## MATERIAL PROVIDED
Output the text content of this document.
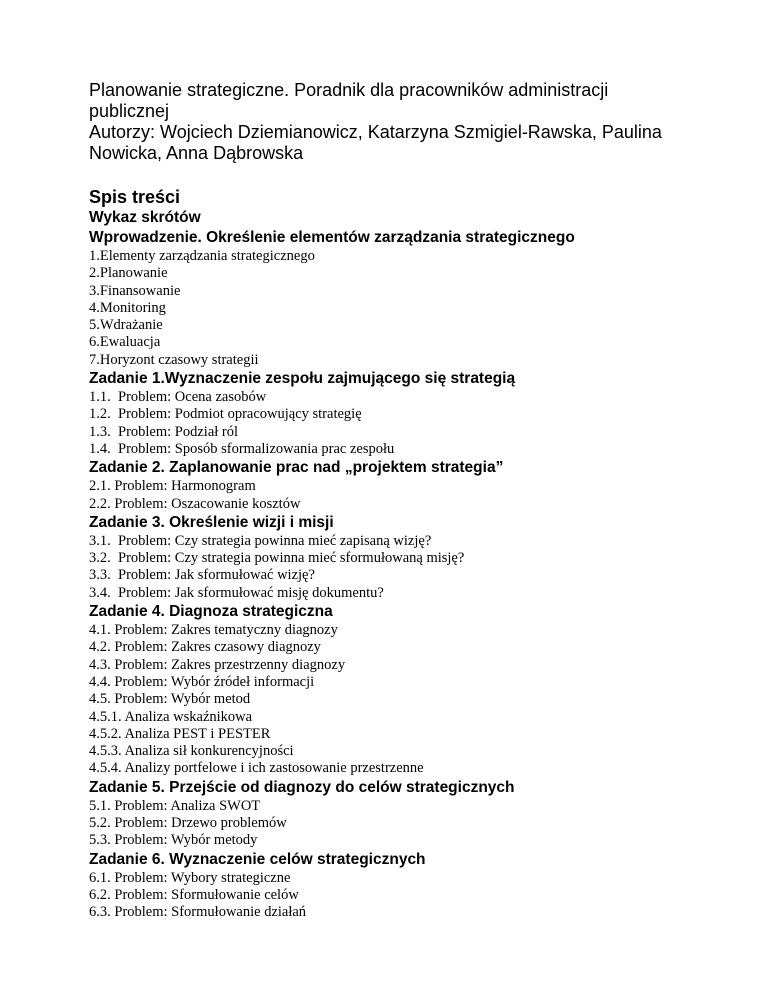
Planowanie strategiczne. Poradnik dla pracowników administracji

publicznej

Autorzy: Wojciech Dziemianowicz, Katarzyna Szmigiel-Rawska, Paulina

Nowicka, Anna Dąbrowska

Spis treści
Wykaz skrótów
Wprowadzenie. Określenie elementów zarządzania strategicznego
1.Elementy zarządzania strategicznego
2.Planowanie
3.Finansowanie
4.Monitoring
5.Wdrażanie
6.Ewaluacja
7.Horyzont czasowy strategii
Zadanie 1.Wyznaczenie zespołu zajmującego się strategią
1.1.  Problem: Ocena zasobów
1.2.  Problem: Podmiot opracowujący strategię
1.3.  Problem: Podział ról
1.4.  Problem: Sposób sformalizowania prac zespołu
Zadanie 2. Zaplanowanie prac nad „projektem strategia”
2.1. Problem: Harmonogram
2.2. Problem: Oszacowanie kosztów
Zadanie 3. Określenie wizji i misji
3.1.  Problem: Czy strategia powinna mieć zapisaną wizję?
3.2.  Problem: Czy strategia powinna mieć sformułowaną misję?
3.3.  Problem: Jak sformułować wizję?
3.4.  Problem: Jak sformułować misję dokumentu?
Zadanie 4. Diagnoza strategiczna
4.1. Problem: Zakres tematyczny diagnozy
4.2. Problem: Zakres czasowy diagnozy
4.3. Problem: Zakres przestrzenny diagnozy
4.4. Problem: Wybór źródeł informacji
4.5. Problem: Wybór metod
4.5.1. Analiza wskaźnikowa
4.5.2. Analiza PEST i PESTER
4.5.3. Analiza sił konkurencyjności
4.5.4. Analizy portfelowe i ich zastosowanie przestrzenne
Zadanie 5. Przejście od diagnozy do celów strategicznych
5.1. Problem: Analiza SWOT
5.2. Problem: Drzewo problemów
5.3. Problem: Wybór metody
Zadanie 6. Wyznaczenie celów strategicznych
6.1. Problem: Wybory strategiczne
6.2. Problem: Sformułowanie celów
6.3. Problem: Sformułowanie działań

* * *

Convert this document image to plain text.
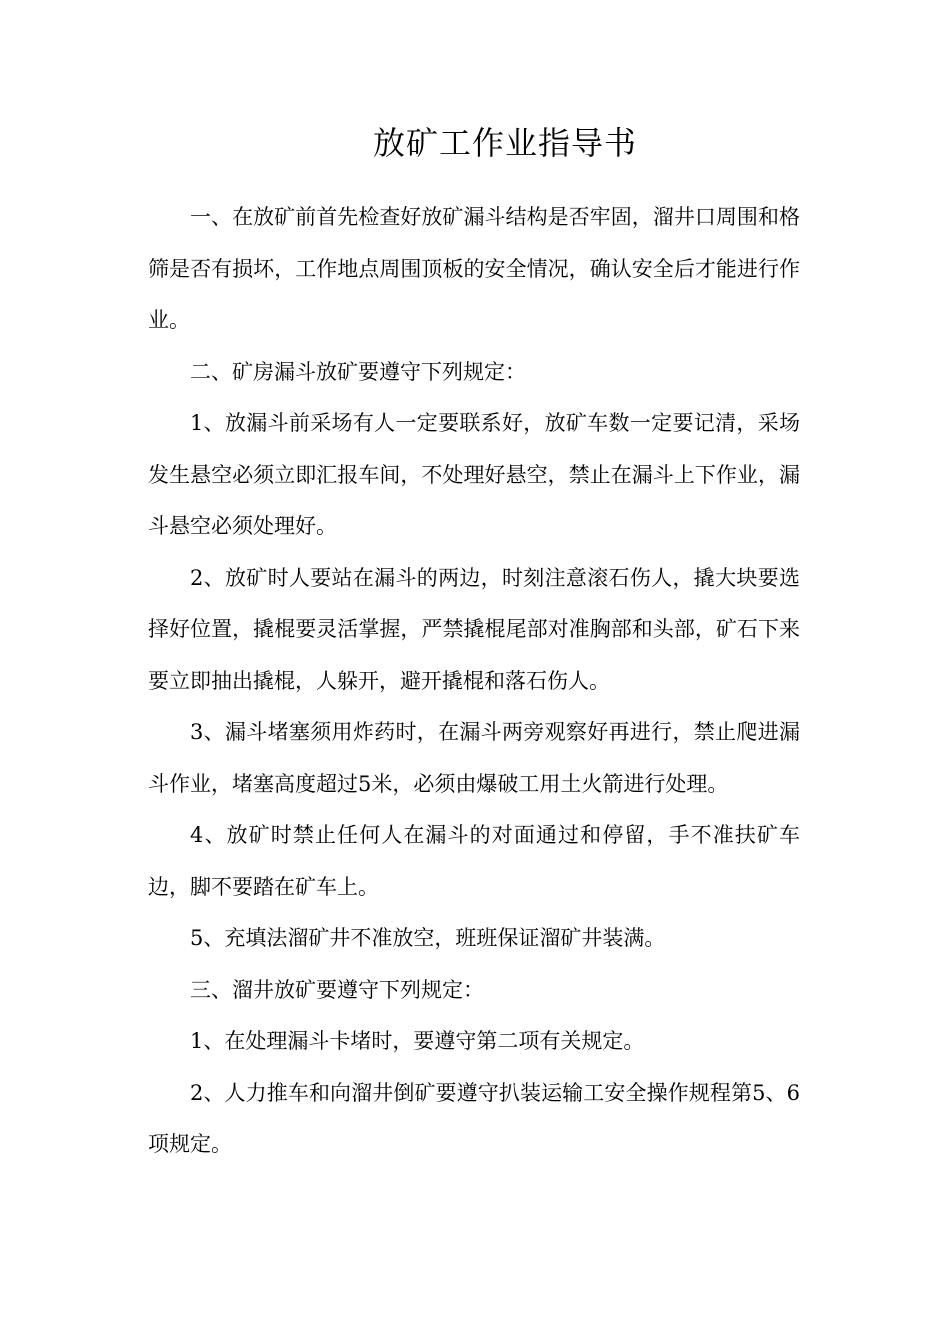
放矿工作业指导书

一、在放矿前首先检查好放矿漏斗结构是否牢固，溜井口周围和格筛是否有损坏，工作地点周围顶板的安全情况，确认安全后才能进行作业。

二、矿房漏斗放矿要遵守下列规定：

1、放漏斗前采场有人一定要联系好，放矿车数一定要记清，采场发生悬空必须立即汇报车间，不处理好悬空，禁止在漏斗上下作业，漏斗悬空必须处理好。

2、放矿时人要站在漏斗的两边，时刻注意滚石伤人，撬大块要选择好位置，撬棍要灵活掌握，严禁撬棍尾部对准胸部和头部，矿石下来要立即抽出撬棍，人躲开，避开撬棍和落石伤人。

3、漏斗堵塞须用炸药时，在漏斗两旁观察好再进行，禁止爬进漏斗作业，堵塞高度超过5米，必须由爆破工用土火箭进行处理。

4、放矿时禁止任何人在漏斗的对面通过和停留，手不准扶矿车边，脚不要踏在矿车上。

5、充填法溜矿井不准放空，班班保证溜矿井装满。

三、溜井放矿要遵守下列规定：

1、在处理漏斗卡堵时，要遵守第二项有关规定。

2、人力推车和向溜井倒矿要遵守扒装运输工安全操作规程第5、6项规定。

---

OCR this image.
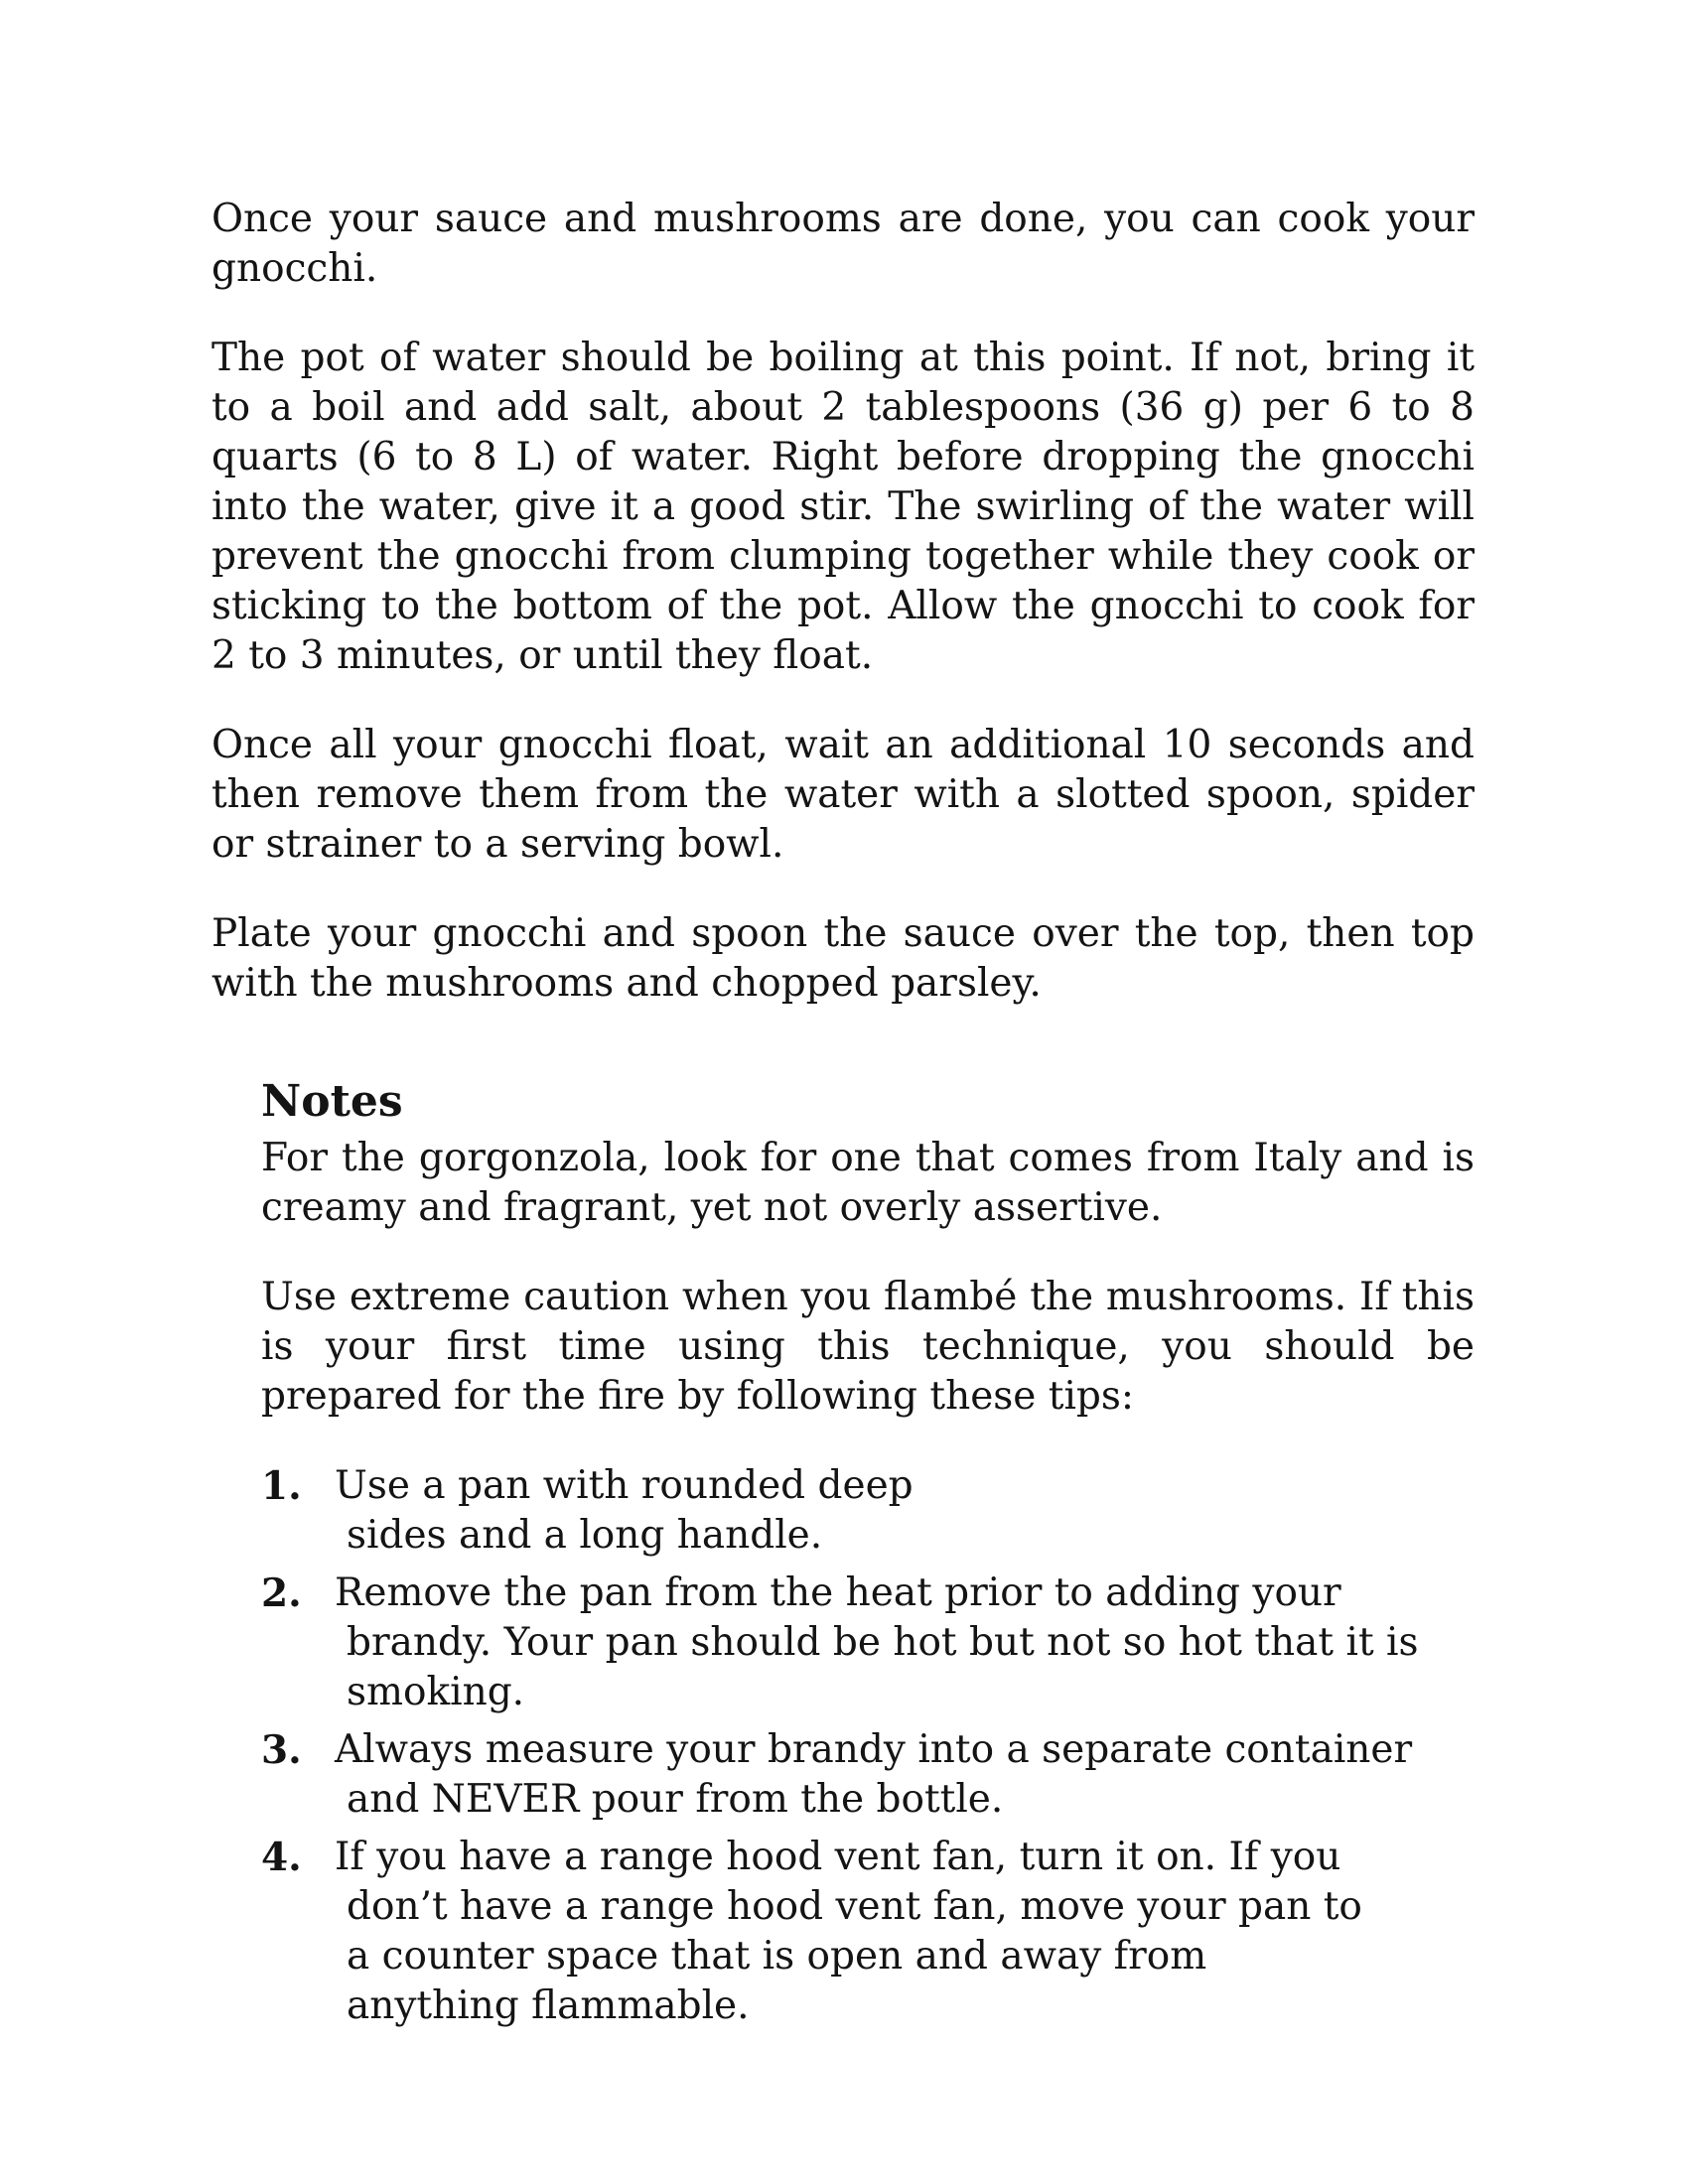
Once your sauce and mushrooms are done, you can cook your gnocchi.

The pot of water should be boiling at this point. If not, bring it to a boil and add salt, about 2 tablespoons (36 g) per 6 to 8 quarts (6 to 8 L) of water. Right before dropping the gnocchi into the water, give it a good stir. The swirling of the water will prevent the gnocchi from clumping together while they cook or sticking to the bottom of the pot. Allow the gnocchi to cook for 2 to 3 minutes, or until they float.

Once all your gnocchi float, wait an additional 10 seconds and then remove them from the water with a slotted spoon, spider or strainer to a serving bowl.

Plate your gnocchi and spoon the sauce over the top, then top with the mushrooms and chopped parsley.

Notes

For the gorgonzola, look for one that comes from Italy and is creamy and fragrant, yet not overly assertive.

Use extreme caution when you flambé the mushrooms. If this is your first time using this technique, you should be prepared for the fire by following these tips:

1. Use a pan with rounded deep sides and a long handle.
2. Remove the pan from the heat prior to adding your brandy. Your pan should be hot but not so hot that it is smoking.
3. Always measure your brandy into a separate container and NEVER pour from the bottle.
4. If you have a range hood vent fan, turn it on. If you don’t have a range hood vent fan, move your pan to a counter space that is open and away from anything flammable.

## AIM OF THE EXERCISE
Check each line above for "document" and return the ones that have it.

## RESULT OF THE EXERCISE
Output the text content of this document.
Convert this document image to plain text.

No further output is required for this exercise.